[Extracted records]
#####
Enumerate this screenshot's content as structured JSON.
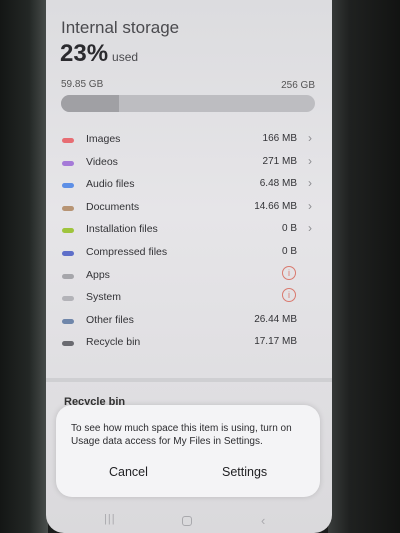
{
  "storage": {
    "title": "Internal storage",
    "percent": "23%",
    "used_label": "used",
    "used_size": "59.85 GB",
    "total_size": "256 GB",
    "used_fraction": 0.23
  },
  "categories": [
    {
      "label": "Images",
      "value": "166 MB",
      "color": "#e76d73",
      "trailing": "chevron"
    },
    {
      "label": "Videos",
      "value": "271 MB",
      "color": "#a57ad8",
      "trailing": "chevron"
    },
    {
      "label": "Audio files",
      "value": "6.48 MB",
      "color": "#5d8fe6",
      "trailing": "chevron"
    },
    {
      "label": "Documents",
      "value": "14.66 MB",
      "color": "#b79474",
      "trailing": "chevron"
    },
    {
      "label": "Installation files",
      "value": "0 B",
      "color": "#9fc43d",
      "trailing": "chevron"
    },
    {
      "label": "Compressed files",
      "value": "0 B",
      "color": "#5e6fc9",
      "trailing": "none"
    },
    {
      "label": "Apps",
      "value": "",
      "color": "#a6a6ab",
      "trailing": "info"
    },
    {
      "label": "System",
      "value": "",
      "color": "#b3b3b8",
      "trailing": "info"
    },
    {
      "label": "Other files",
      "value": "26.44 MB",
      "color": "#6f86aa",
      "trailing": "none"
    },
    {
      "label": "Recycle bin",
      "value": "17.17 MB",
      "color": "#6a6a70",
      "trailing": "none"
    }
  ],
  "section_heading": "Recycle bin",
  "dialog": {
    "message": "To see how much space this item is using, turn on Usage data access for My Files in Settings.",
    "cancel_label": "Cancel",
    "settings_label": "Settings"
  },
  "icons": {
    "chevron": "›",
    "info": "i",
    "recents": "|||",
    "back": "‹"
  }
}
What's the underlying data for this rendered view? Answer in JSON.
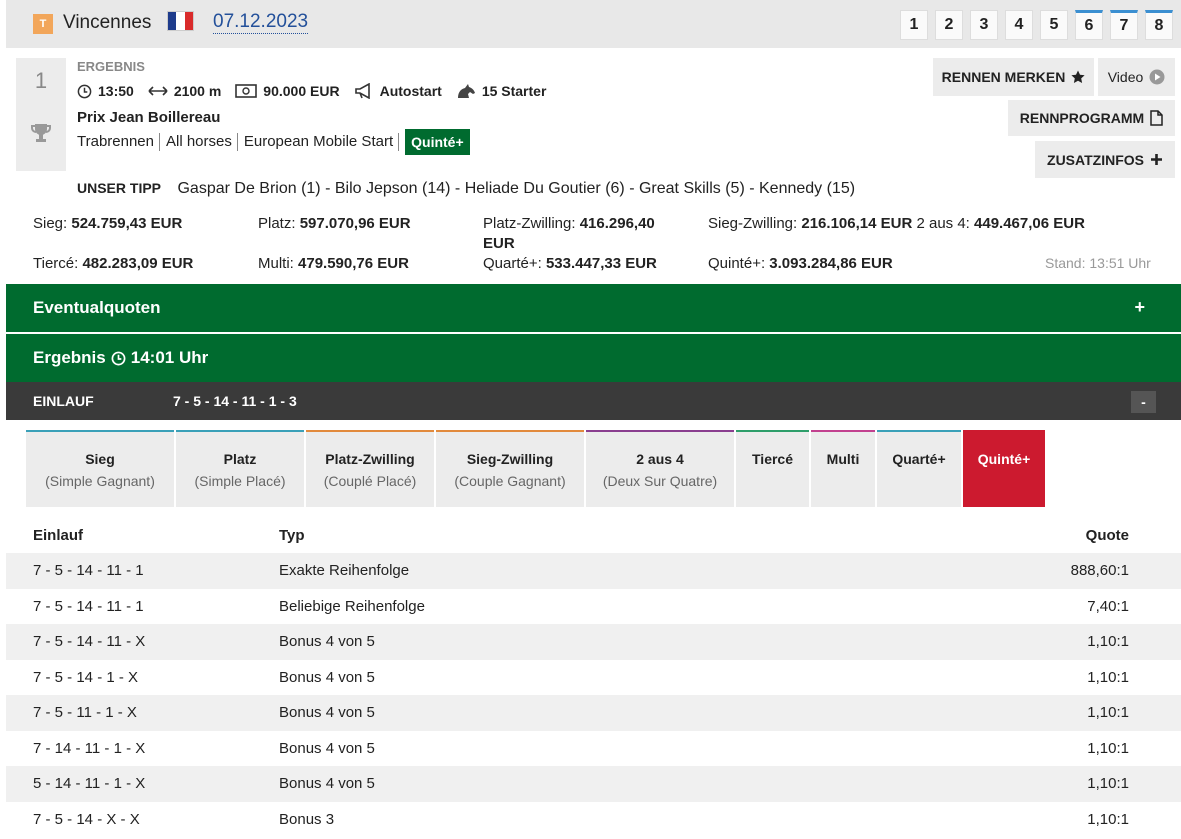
{
  "header": {
    "track_badge": "T",
    "track": "Vincennes",
    "date": "07.12.2023",
    "race_numbers": [
      "1",
      "2",
      "3",
      "4",
      "5",
      "6",
      "7",
      "8"
    ]
  },
  "race": {
    "number": "1",
    "status_label": "ERGEBNIS",
    "time": "13:50",
    "distance": "2100 m",
    "prize": "90.000 EUR",
    "start_type": "Autostart",
    "starters": "15 Starter",
    "title": "Prix Jean Boillereau",
    "tags": [
      "Trabrennen",
      "All horses",
      "European Mobile Start"
    ],
    "quinte_badge": "Quinté+"
  },
  "buttons": {
    "merken": "RENNEN MERKEN",
    "video": "Video",
    "programm": "RENNPROGRAMM",
    "zusatz": "ZUSATZINFOS"
  },
  "tipp": {
    "label": "UNSER TIPP",
    "text": "Gaspar De Brion (1) - Bilo Jepson (14) - Heliade Du Goutier (6) - Great Skills (5) - Kennedy (15)"
  },
  "payouts": {
    "sieg_label": "Sieg:",
    "sieg": "524.759,43 EUR",
    "platz_label": "Platz:",
    "platz": "597.070,96 EUR",
    "pz_label": "Platz-Zwilling:",
    "pz_1": "416.296,40",
    "pz_2": "EUR",
    "sz_label": "Sieg-Zwilling:",
    "sz": "216.106,14 EUR",
    "zv_label": "2 aus 4:",
    "zv": "449.467,06 EUR",
    "tierce_label": "Tiercé:",
    "tierce": "482.283,09 EUR",
    "multi_label": "Multi:",
    "multi": "479.590,76 EUR",
    "quarte_label": "Quarté+:",
    "quarte": "533.447,33 EUR",
    "quinte_label": "Quinté+:",
    "quinte": "3.093.284,86 EUR",
    "stand": "Stand: 13:51 Uhr"
  },
  "sections": {
    "eventual": "Eventualquoten",
    "eventual_toggle": "+",
    "ergebnis": "Ergebnis",
    "ergebnis_time": "14:01 Uhr",
    "einlauf_label": "EINLAUF",
    "einlauf_value": "7 - 5 - 14 - 11 - 1 - 3",
    "einlauf_toggle": "-"
  },
  "tabs": [
    {
      "main": "Sieg",
      "sub": "(Simple Gagnant)",
      "color": "#3aa0b8"
    },
    {
      "main": "Platz",
      "sub": "(Simple Placé)",
      "color": "#3aa0b8"
    },
    {
      "main": "Platz-Zwilling",
      "sub": "(Couplé Placé)",
      "color": "#e28a3c"
    },
    {
      "main": "Sieg-Zwilling",
      "sub": "(Couple Gagnant)",
      "color": "#e28a3c"
    },
    {
      "main": "2 aus 4",
      "sub": "(Deux Sur Quatre)",
      "color": "#8a3e8f"
    },
    {
      "main": "Tiercé",
      "sub": "",
      "color": "#2e9e6a"
    },
    {
      "main": "Multi",
      "sub": "",
      "color": "#c2418f"
    },
    {
      "main": "Quarté+",
      "sub": "",
      "color": "#3aa0b8"
    },
    {
      "main": "Quinté+",
      "sub": "",
      "color": "#cc1a2f"
    }
  ],
  "table": {
    "headers": [
      "Einlauf",
      "Typ",
      "Quote"
    ],
    "rows": [
      [
        "7 - 5 - 14 - 11 - 1",
        "Exakte Reihenfolge",
        "888,60:1"
      ],
      [
        "7 - 5 - 14 - 11 - 1",
        "Beliebige Reihenfolge",
        "7,40:1"
      ],
      [
        "7 - 5 - 14 - 11 - X",
        "Bonus 4 von 5",
        "1,10:1"
      ],
      [
        "7 - 5 - 14 - 1 - X",
        "Bonus 4 von 5",
        "1,10:1"
      ],
      [
        "7 - 5 - 11 - 1 - X",
        "Bonus 4 von 5",
        "1,10:1"
      ],
      [
        "7 - 14 - 11 - 1 - X",
        "Bonus 4 von 5",
        "1,10:1"
      ],
      [
        "5 - 14 - 11 - 1 - X",
        "Bonus 4 von 5",
        "1,10:1"
      ],
      [
        "7 - 5 - 14 - X - X",
        "Bonus 3",
        "1,10:1"
      ]
    ]
  },
  "colors": {
    "green": "#006b2f",
    "active_tab": "#cc1a2f",
    "link": "#23509a"
  }
}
#####
Review the material and copy each line in which the word "Recycle" appears.

      "label": "Recycle bin",
  "section_heading": "Recycle bin",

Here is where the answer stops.